Your instructions =
Extract the text of every entry below exactly; leave images out.

Dataset records:
────
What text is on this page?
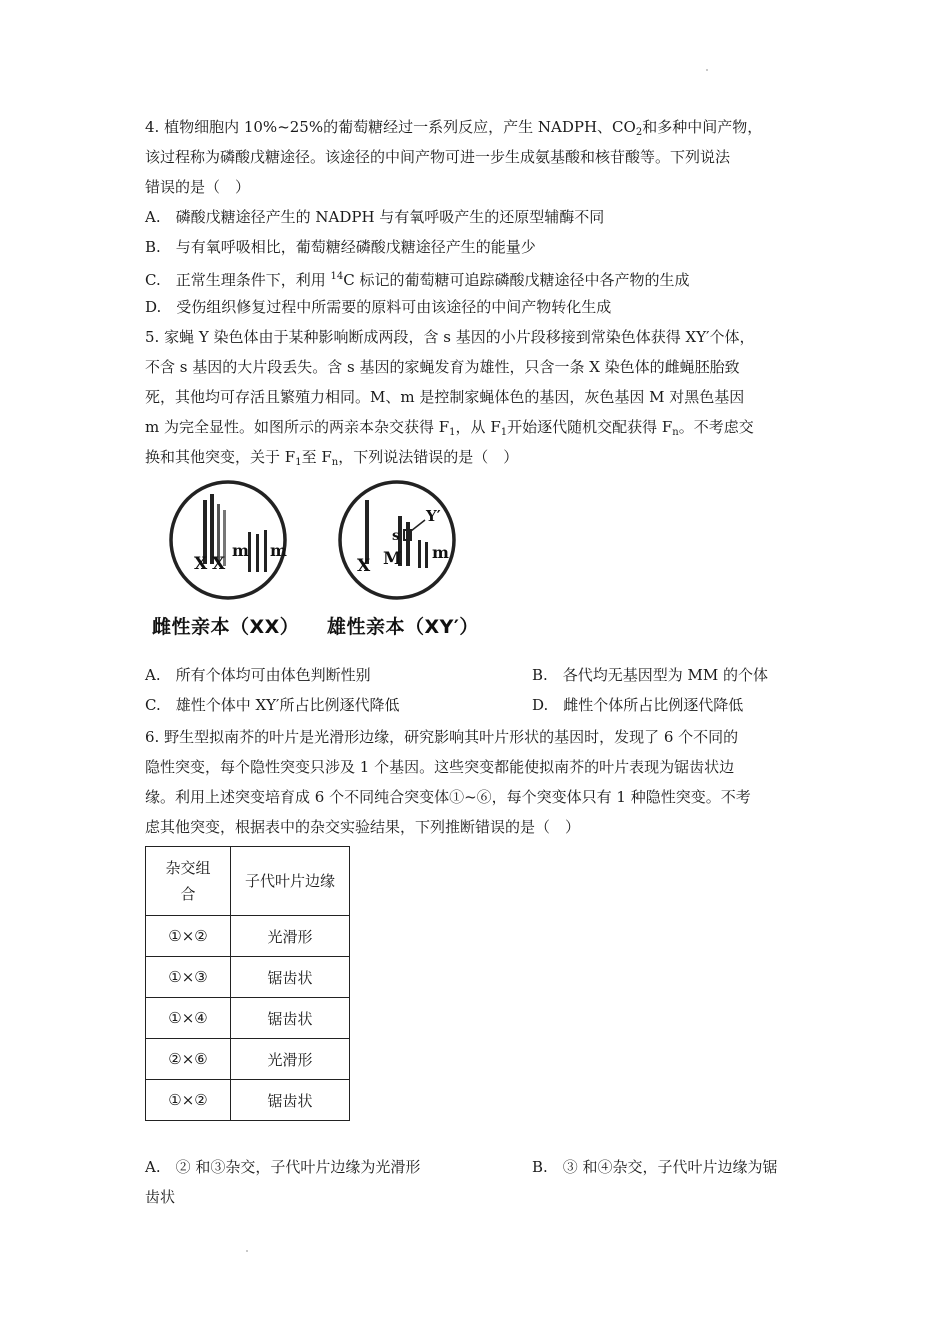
4. 植物细胞内 10%~25%的葡萄糖经过一系列反应，产生 NADPH、$CO_2$和多种中间产物，
该过程称为磷酸戊糖途径。该途径的中间产物可进一步生成氨基酸和核苷酸等。下列说法
错误的是（　）
A.　磷酸戊糖途径产生的 NADPH 与有氧呼吸产生的还原型辅酶不同
B.　与有氧呼吸相比，葡萄糖经磷酸戊糖途径产生的能量少
C.　正常生理条件下，利用 $^{14}$C 标记的葡萄糖可追踪磷酸戊糖途径中各产物的生成
D.　受伤组织修复过程中所需要的原料可由该途径的中间产物转化生成
5. 家蝇 Y 染色体由于某种影响断成两段，含 s 基因的小片段移接到常染色体获得 XY′个体，
不含 s 基因的大片段丢失。含 s 基因的家蝇发育为雄性，只含一条 X 染色体的雌蝇胚胎致
死，其他均可存活且繁殖力相同。M、m 是控制家蝇体色的基因，灰色基因 M 对黑色基因
m 为完全显性。如图所示的两亲本杂交获得 $F_1$，从 $F_1$开始逐代随机交配获得 $F_n$。不考虑交
换和其他突变，关于 $F_1$至 $F_n$，下列说法错误的是（　）
X X
m m
X M
s
Y′
m
雌性亲本（XX） 雄性亲本（XY′）
A.　所有个体均可由体色判断性别	B.　各代均无基因型为 MM 的个体
C.　雄性个体中 XY′所占比例逐代降低	D.　雌性个体所占比例逐代降低
6. 野生型拟南芥的叶片是光滑形边缘，研究影响其叶片形状的基因时，发现了 6 个不同的
隐性突变，每个隐性突变只涉及 1 个基因。这些突变都能使拟南芥的叶片表现为锯齿状边
缘。利用上述突变培育成 6 个不同纯合突变体①~⑥，每个突变体只有 1 种隐性突变。不考
虑其他突变，根据表中的杂交实验结果，下列推断错误的是（　）
杂交组
合	子代叶片边缘
①×②	光滑形
①×③	锯齿状
①×④	锯齿状
②×⑥	光滑形
①×②	锯齿状
A.　② 和③杂交，子代叶片边缘为光滑形	B.　③ 和④杂交，子代叶片边缘为锯
齿状
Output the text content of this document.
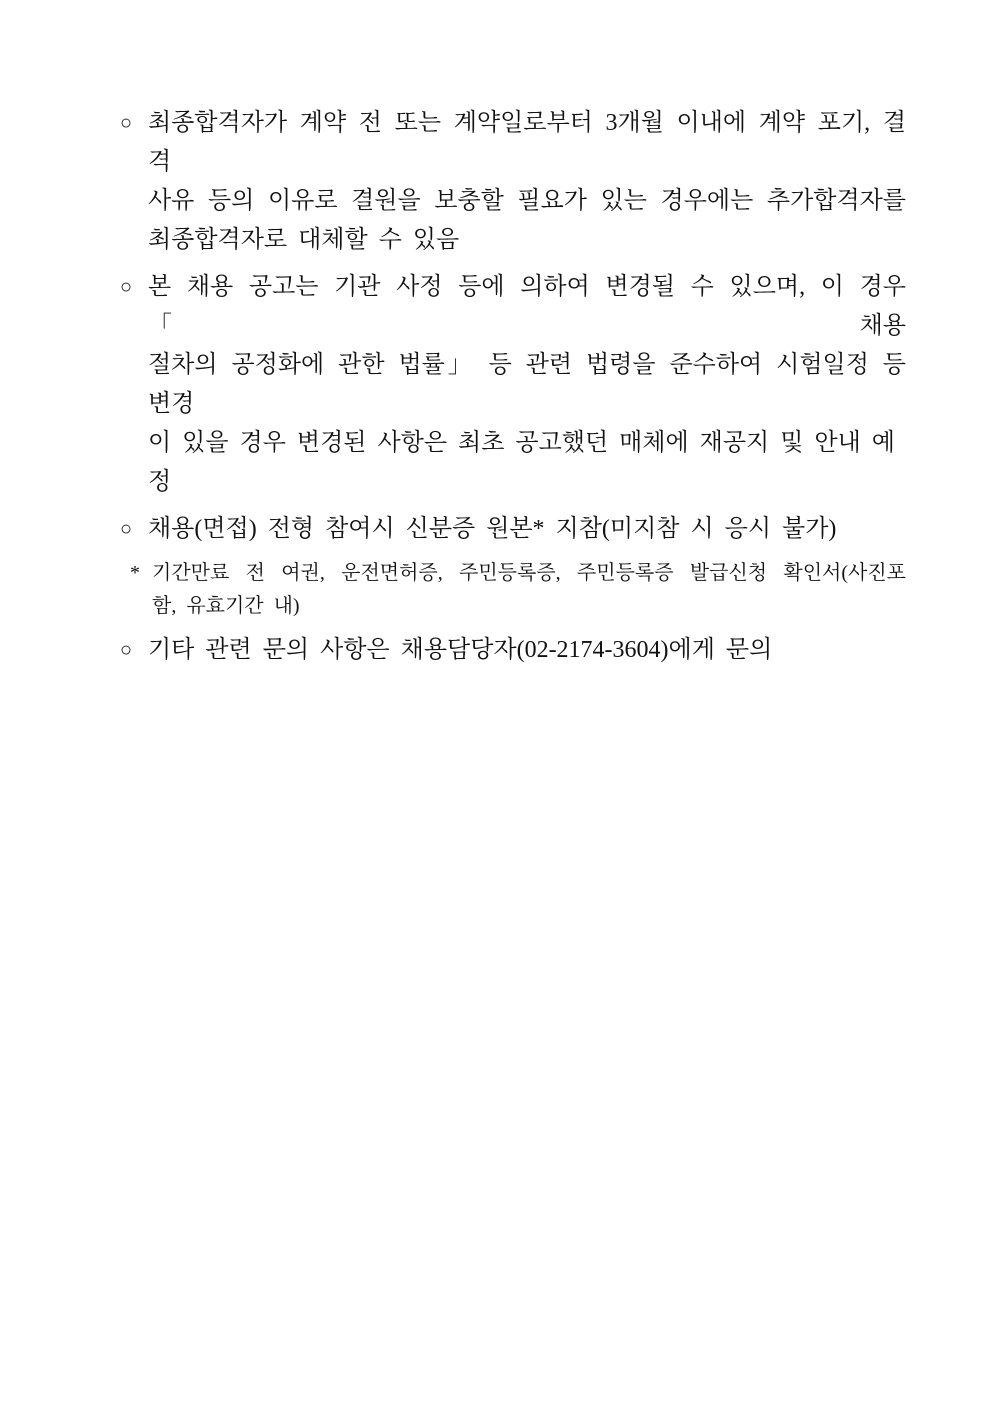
○ 최종합격자가 계약 전 또는 계약일로부터 3개월 이내에 계약 포기, 결격
사유 등의 이유로 결원을 보충할 필요가 있는 경우에는 추가합격자를
최종합격자로 대체할 수 있음
○ 본 채용 공고는 기관 사정 등에 의하여 변경될 수 있으며, 이 경우 「채용
절차의 공정화에 관한 법률」 등 관련 법령을 준수하여 시험일정 등 변경
이 있을 경우 변경된 사항은 최초 공고했던 매체에 재공지 및 안내 예정
○ 채용(면접) 전형 참여시 신분증 원본* 지참(미지참 시 응시 불가)
* 기간만료 전 여권, 운전면허증, 주민등록증, 주민등록증 발급신청 확인서(사진포
함, 유효기간 내)
○ 기타 관련 문의 사항은 채용담당자(02-2174-3604)에게 문의
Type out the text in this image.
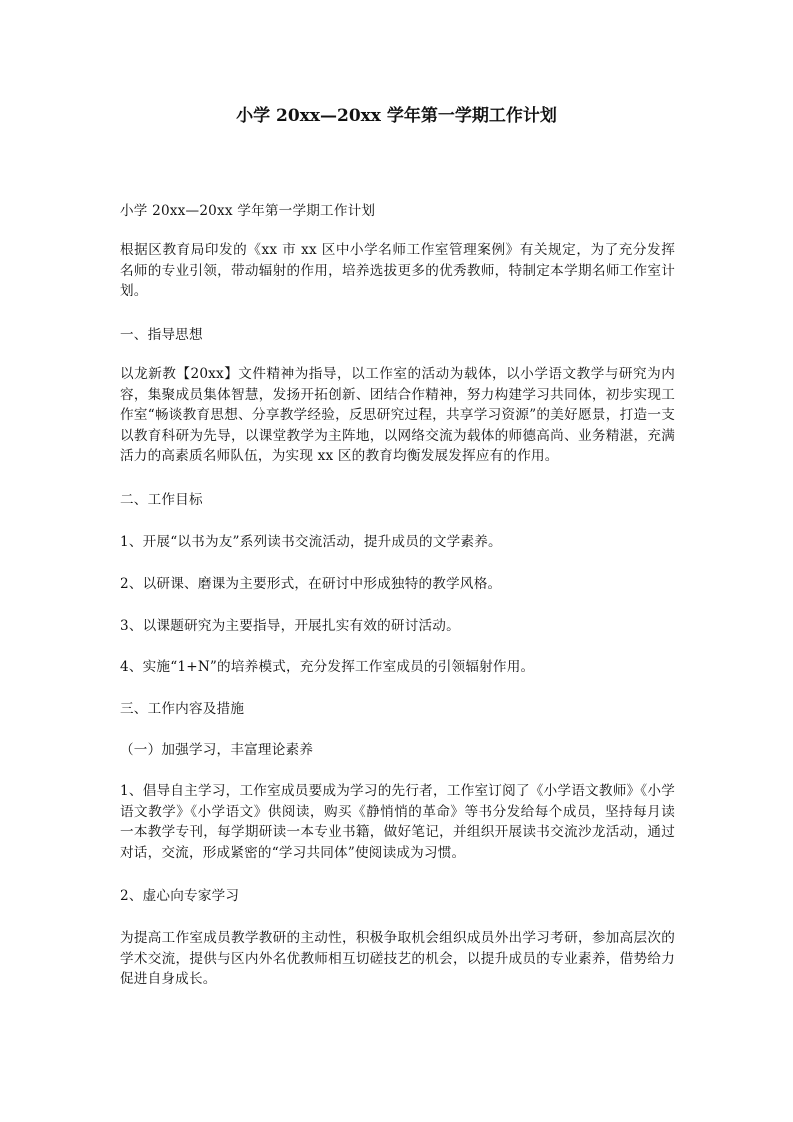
小学 20xx—20xx 学年第一学期工作计划

小学 20xx—20xx 学年第一学期工作计划

根据区教育局印发的《xx 市 xx 区中小学名师工作室管理案例》有关规定，为了充分发挥名师的专业引领，带动辐射的作用，培养选拔更多的优秀教师，特制定本学期名师工作室计划。

一、指导思想

以龙新教【20xx】文件精神为指导，以工作室的活动为载体，以小学语文教学与研究为内容，集聚成员集体智慧，发扬开拓创新、团结合作精神，努力构建学习共同体，初步实现工作室“畅谈教育思想、分享教学经验，反思研究过程，共享学习资源”的美好愿景，打造一支以教育科研为先导，以课堂教学为主阵地，以网络交流为载体的师德高尚、业务精湛，充满活力的高素质名师队伍，为实现 xx 区的教育均衡发展发挥应有的作用。

二、工作目标

1、开展“以书为友”系列读书交流活动，提升成员的文学素养。

2、以研课、磨课为主要形式，在研讨中形成独特的教学风格。

3、以课题研究为主要指导，开展扎实有效的研讨活动。

4、实施“1+N”的培养模式，充分发挥工作室成员的引领辐射作用。

三、工作内容及措施

（一）加强学习，丰富理论素养

1、倡导自主学习，工作室成员要成为学习的先行者，工作室订阅了《小学语文教师》《小学语文教学》《小学语文》供阅读，购买《静悄悄的革命》等书分发给每个成员，坚持每月读一本教学专刊，每学期研读一本专业书籍，做好笔记，并组织开展读书交流沙龙活动，通过对话，交流，形成紧密的“学习共同体”使阅读成为习惯。

2、虚心向专家学习

为提高工作室成员教学教研的主动性，积极争取机会组织成员外出学习考研，参加高层次的学术交流，提供与区内外名优教师相互切磋技艺的机会，以提升成员的专业素养，借势给力促进自身成长。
────
Exercise response =
What text is on this page?
4. 植物细胞内 10%~25%的葡萄糖经过一系列反应，产生 NADPH、$CO_2$和多种中间产物，
该过程称为磷酸戊糖途径。该途径的中间产物可进一步生成氨基酸和核苷酸等。下列说法
错误的是（　）
A.　磷酸戊糖途径产生的 NADPH 与有氧呼吸产生的还原型辅酶不同
B.　与有氧呼吸相比，葡萄糖经磷酸戊糖途径产生的能量少
C.　正常生理条件下，利用 $^{14}$C 标记的葡萄糖可追踪磷酸戊糖途径中各产物的生成
D.　受伤组织修复过程中所需要的原料可由该途径的中间产物转化生成
5. 家蝇 Y 染色体由于某种影响断成两段，含 s 基因的小片段移接到常染色体获得 XY′个体，
不含 s 基因的大片段丢失。含 s 基因的家蝇发育为雄性，只含一条 X 染色体的雌蝇胚胎致
死，其他均可存活且繁殖力相同。M、m 是控制家蝇体色的基因，灰色基因 M 对黑色基因
m 为完全显性。如图所示的两亲本杂交获得 $F_1$，从 $F_1$开始逐代随机交配获得 $F_n$。不考虑交
换和其他突变，关于 $F_1$至 $F_n$，下列说法错误的是（　）
X X
m m
X M
s
Y′
m
雌性亲本（XX） 雄性亲本（XY′）
A.　所有个体均可由体色判断性别	B.　各代均无基因型为 MM 的个体
C.　雄性个体中 XY′所占比例逐代降低	D.　雌性个体所占比例逐代降低
6. 野生型拟南芥的叶片是光滑形边缘，研究影响其叶片形状的基因时，发现了 6 个不同的
隐性突变，每个隐性突变只涉及 1 个基因。这些突变都能使拟南芥的叶片表现为锯齿状边
缘。利用上述突变培育成 6 个不同纯合突变体①~⑥，每个突变体只有 1 种隐性突变。不考
虑其他突变，根据表中的杂交实验结果，下列推断错误的是（　）
杂交组
合	子代叶片边缘
①×②	光滑形
①×③	锯齿状
①×④	锯齿状
②×⑥	光滑形
①×②	锯齿状
A.　② 和③杂交，子代叶片边缘为光滑形	B.　③ 和④杂交，子代叶片边缘为锯
齿状
Output the text content of this document.
○ 최종합격자가 계약 전 또는 계약일로부터 3개월 이내에 계약 포기, 결격
사유 등의 이유로 결원을 보충할 필요가 있는 경우에는 추가합격자를
최종합격자로 대체할 수 있음
○ 본 채용 공고는 기관 사정 등에 의하여 변경될 수 있으며, 이 경우 「채용
절차의 공정화에 관한 법률」 등 관련 법령을 준수하여 시험일정 등 변경
이 있을 경우 변경된 사항은 최초 공고했던 매체에 재공지 및 안내 예정
○ 채용(면접) 전형 참여시 신분증 원본* 지참(미지참 시 응시 불가)
* 기간만료 전 여권, 운전면허증, 주민등록증, 주민등록증 발급신청 확인서(사진포
함, 유효기간 내)
○ 기타 관련 문의 사항은 채용담당자(02-2174-3604)에게 문의
Type out the text in this image.
小学 20xx—20xx 学年第一学期工作计划

小学 20xx—20xx 学年第一学期工作计划

根据区教育局印发的《xx 市 xx 区中小学名师工作室管理案例》有关规定，为了充分发挥名师的专业引领，带动辐射的作用，培养选拔更多的优秀教师，特制定本学期名师工作室计划。

一、指导思想

以龙新教【20xx】文件精神为指导，以工作室的活动为载体，以小学语文教学与研究为内容，集聚成员集体智慧，发扬开拓创新、团结合作精神，努力构建学习共同体，初步实现工作室“畅谈教育思想、分享教学经验，反思研究过程，共享学习资源”的美好愿景，打造一支以教育科研为先导，以课堂教学为主阵地，以网络交流为载体的师德高尚、业务精湛，充满活力的高素质名师队伍，为实现 xx 区的教育均衡发展发挥应有的作用。

二、工作目标

1、开展“以书为友”系列读书交流活动，提升成员的文学素养。

2、以研课、磨课为主要形式，在研讨中形成独特的教学风格。

3、以课题研究为主要指导，开展扎实有效的研讨活动。

4、实施“1+N”的培养模式，充分发挥工作室成员的引领辐射作用。

三、工作内容及措施

（一）加强学习，丰富理论素养

1、倡导自主学习，工作室成员要成为学习的先行者，工作室订阅了《小学语文教师》《小学语文教学》《小学语文》供阅读，购买《静悄悄的革命》等书分发给每个成员，坚持每月读一本教学专刊，每学期研读一本专业书籍，做好笔记，并组织开展读书交流沙龙活动，通过对话，交流，形成紧密的“学习共同体”使阅读成为习惯。

2、虚心向专家学习

为提高工作室成员教学教研的主动性，积极争取机会组织成员外出学习考研，参加高层次的学术交流，提供与区内外名优教师相互切磋技艺的机会，以提升成员的专业素养，借势给力促进自身成长。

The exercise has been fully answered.